╔══

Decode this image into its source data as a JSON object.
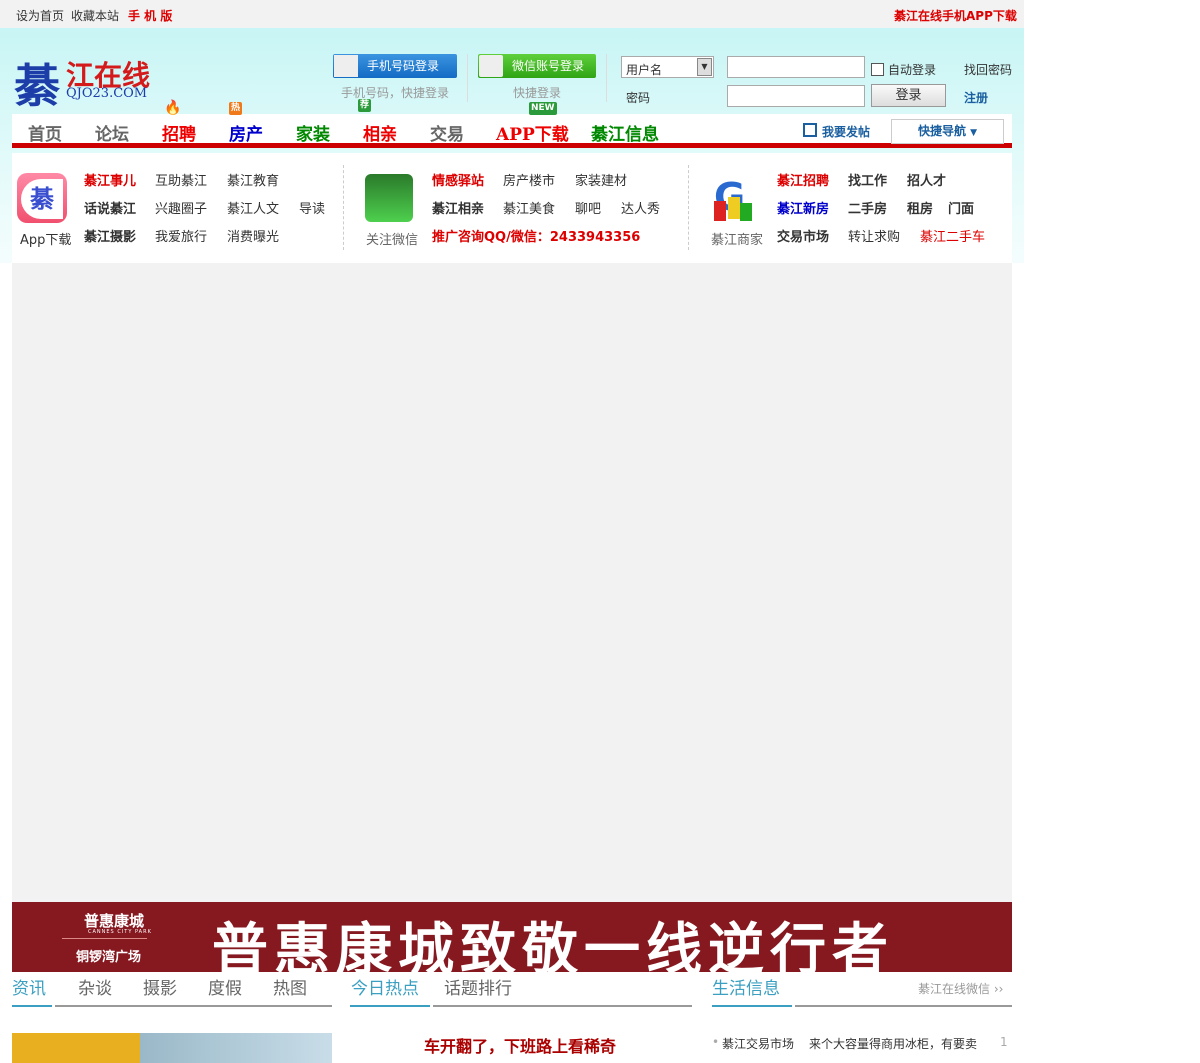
{
  "topbar": {
    "set_home": "设为首页",
    "bookmark": "收藏本站",
    "mobile": "手 机 版",
    "app_download": "綦江在线手机APP下载"
  },
  "logo": {
    "char": "綦",
    "name": "江在线",
    "domain": "QJO23.COM"
  },
  "login": {
    "phone_btn": "手机号码登录",
    "phone_sub": "手机号码，快捷登录",
    "wechat_btn": "微信账号登录",
    "wechat_sub": "快捷登录",
    "username_select": "用户名",
    "password_label": "密码",
    "auto_login": "自动登录",
    "forgot": "找回密码",
    "submit": "登录",
    "register": "注册"
  },
  "nav": {
    "items": [
      {
        "label": "首页",
        "color": "#666"
      },
      {
        "label": "论坛",
        "color": "#666"
      },
      {
        "label": "招聘",
        "color": "#e00"
      },
      {
        "label": "房产",
        "color": "#00c"
      },
      {
        "label": "家装",
        "color": "#080"
      },
      {
        "label": "相亲",
        "color": "#e00"
      },
      {
        "label": "交易",
        "color": "#666"
      },
      {
        "label": "APP下载",
        "color": "#e00"
      },
      {
        "label": "綦江信息",
        "color": "#080"
      }
    ],
    "badges": {
      "hot": "热",
      "rec": "荐",
      "new": "NEW"
    },
    "post": "我要发帖",
    "quick_nav": "快捷导航"
  },
  "quick": {
    "app_label": "App下载",
    "wechat_label": "关注微信",
    "shop_label": "綦江商家",
    "col1": [
      [
        "綦江事儿",
        "互助綦江",
        "綦江教育"
      ],
      [
        "话说綦江",
        "兴趣圈子",
        "綦江人文",
        "导读"
      ],
      [
        "綦江摄影",
        "我爱旅行",
        "消费曝光"
      ]
    ],
    "col2": [
      [
        "情感驿站",
        "房产楼市",
        "家装建材"
      ],
      [
        "綦江相亲",
        "綦江美食",
        "聊吧",
        "达人秀"
      ],
      [
        "推广咨询QQ/微信：2433943356"
      ]
    ],
    "col3": [
      [
        "綦江招聘",
        "找工作",
        "招人才"
      ],
      [
        "綦江新房",
        "二手房",
        "租房",
        "门面"
      ],
      [
        "交易市场",
        "转让求购",
        "綦江二手车"
      ]
    ]
  },
  "banner": {
    "brand": "普惠康城",
    "brand_en": "CANNES CITY PARK",
    "sub": "铜锣湾广场",
    "slogan": "普惠康城致敬一线逆行者"
  },
  "tabs1": [
    "资讯",
    "杂谈",
    "摄影",
    "度假",
    "热图"
  ],
  "tabs2": [
    "今日热点",
    "话题排行"
  ],
  "tabs3": {
    "title": "生活信息",
    "more": "綦江在线微信"
  },
  "headline": "车开翻了，下班路上看稀奇",
  "life_item": {
    "category": "綦江交易市场",
    "text": "来个大容量得商用冰柜，有要卖",
    "count": "1"
  }
}
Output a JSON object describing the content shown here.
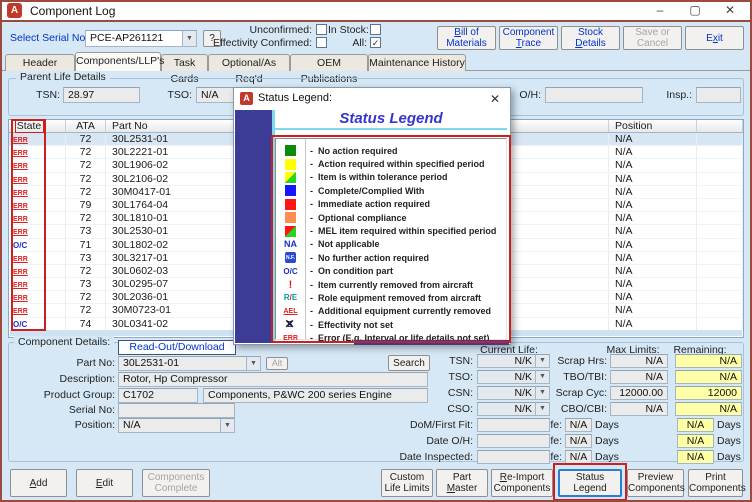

╚══

** SET TASK **
Above are the records. Copy every line in them holding "object".

** REPLY **
Decode this image into its source data as a JSON object.
Output a JSON object describing the content shown here.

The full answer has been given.